* **Your goal**
Check every line below for the word "Mobility" and copy each one that has it.

+---+

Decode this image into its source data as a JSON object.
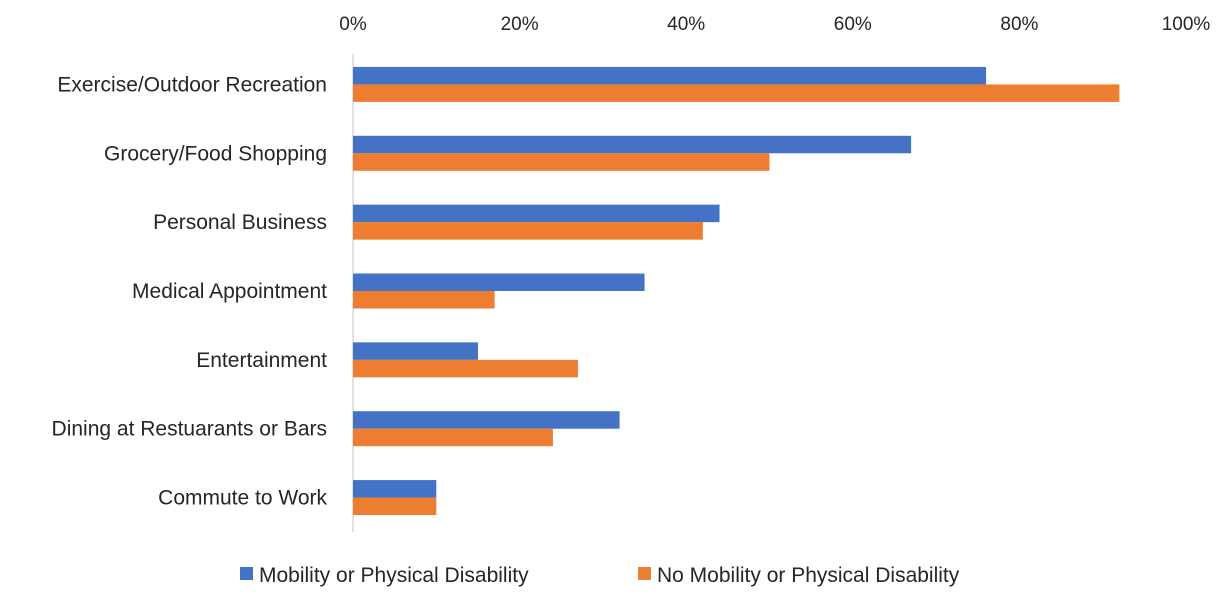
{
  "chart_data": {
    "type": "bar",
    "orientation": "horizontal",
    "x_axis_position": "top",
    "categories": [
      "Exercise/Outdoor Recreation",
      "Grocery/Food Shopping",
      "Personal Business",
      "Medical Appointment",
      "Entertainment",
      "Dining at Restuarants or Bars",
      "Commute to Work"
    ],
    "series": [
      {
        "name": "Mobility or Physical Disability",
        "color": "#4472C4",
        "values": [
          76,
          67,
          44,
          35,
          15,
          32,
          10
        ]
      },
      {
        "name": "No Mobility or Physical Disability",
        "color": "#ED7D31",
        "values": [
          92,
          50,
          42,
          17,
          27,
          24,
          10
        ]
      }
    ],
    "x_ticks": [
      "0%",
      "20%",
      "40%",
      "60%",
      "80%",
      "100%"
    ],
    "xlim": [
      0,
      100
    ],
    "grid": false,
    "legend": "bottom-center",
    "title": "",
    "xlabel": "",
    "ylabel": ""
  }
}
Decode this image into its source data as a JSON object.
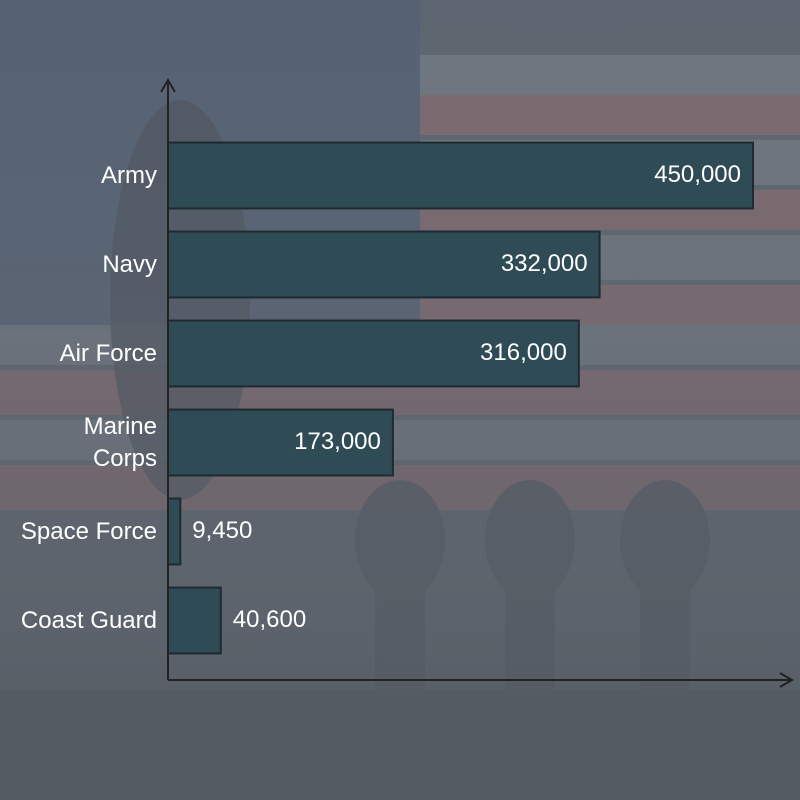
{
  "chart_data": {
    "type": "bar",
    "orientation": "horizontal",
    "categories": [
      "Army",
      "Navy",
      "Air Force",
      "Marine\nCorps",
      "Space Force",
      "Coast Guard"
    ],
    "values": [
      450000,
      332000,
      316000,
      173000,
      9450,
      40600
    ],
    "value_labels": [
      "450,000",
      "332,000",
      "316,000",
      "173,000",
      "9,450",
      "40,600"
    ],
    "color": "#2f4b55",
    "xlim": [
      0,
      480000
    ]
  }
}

+---+

* **Complete output**
        "name": "Mobility or Physical Disability",
        "name": "No Mobility or Physical Disability",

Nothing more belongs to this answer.